WRITTEN REQUEST
Without the pictures, set down every line of the data exactly.

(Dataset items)
** start **

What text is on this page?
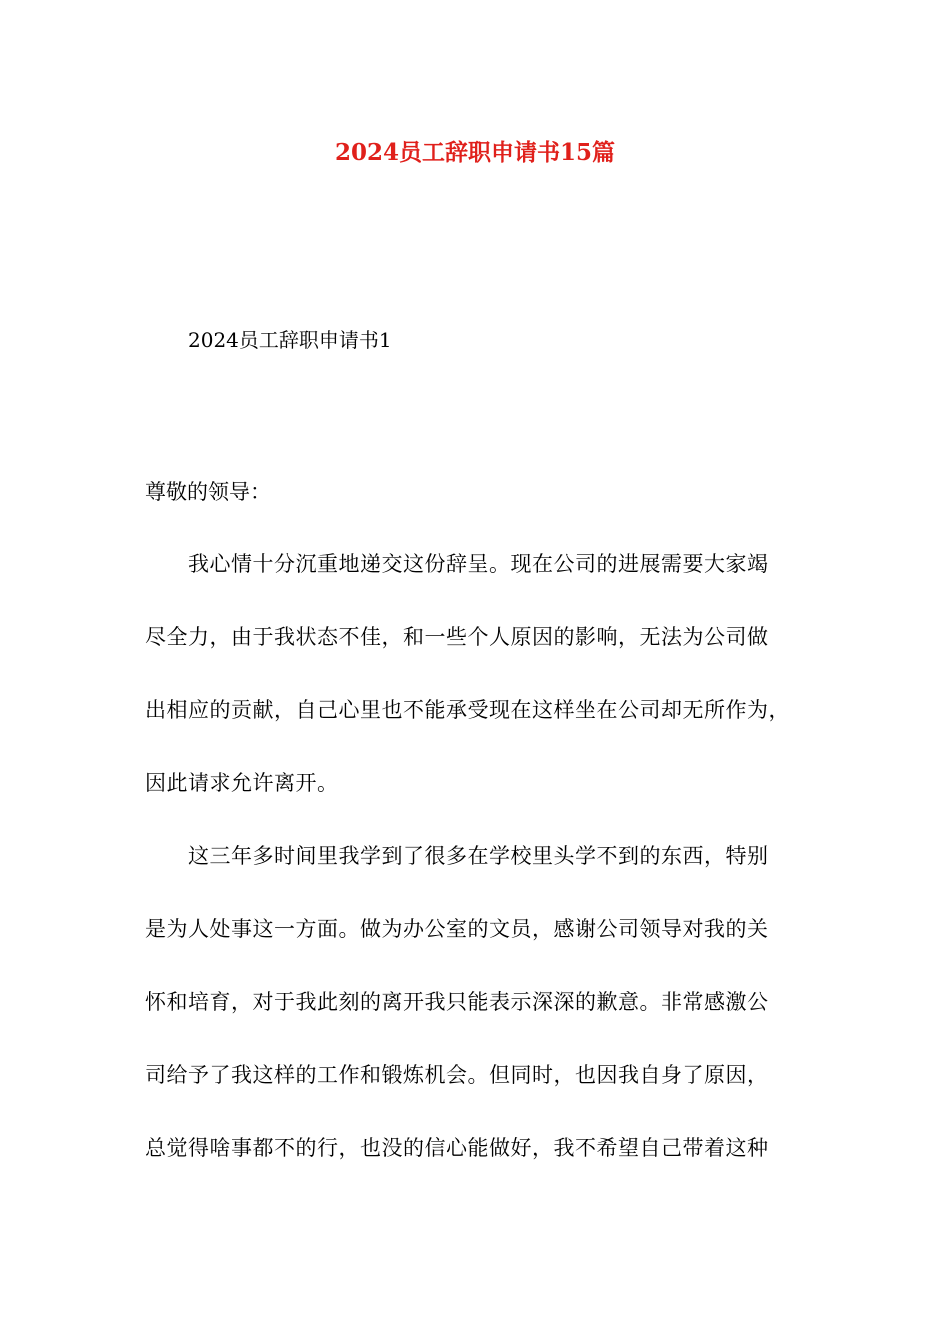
2024员工辞职申请书15篇
2024员工辞职申请书1

尊敬的领导：

我心情十分沉重地递交这份辞呈。现在公司的进展需要大家竭

尽全力，由于我状态不佳，和一些个人原因的影响，无法为公司做

出相应的贡献，自己心里也不能承受现在这样坐在公司却无所作为，

因此请求允许离开。

这三年多时间里我学到了很多在学校里头学不到的东西，特别

是为人处事这一方面。做为办公室的文员，感谢公司领导对我的关

怀和培育，对于我此刻的离开我只能表示深深的歉意。非常感激公

司给予了我这样的工作和锻炼机会。但同时，也因我自身了原因，

总觉得啥事都不的行，也没的信心能做好，我不希望自己带着这种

** end **

COMPLETED EXERCISE
What text is on this page?
2024员工辞职申请书15篇
2024员工辞职申请书1

尊敬的领导：

我心情十分沉重地递交这份辞呈。现在公司的进展需要大家竭

尽全力，由于我状态不佳，和一些个人原因的影响，无法为公司做

出相应的贡献，自己心里也不能承受现在这样坐在公司却无所作为，

因此请求允许离开。

这三年多时间里我学到了很多在学校里头学不到的东西，特别

是为人处事这一方面。做为办公室的文员，感谢公司领导对我的关

怀和培育，对于我此刻的离开我只能表示深深的歉意。非常感激公

司给予了我这样的工作和锻炼机会。但同时，也因我自身了原因，

总觉得啥事都不的行，也没的信心能做好，我不希望自己带着这种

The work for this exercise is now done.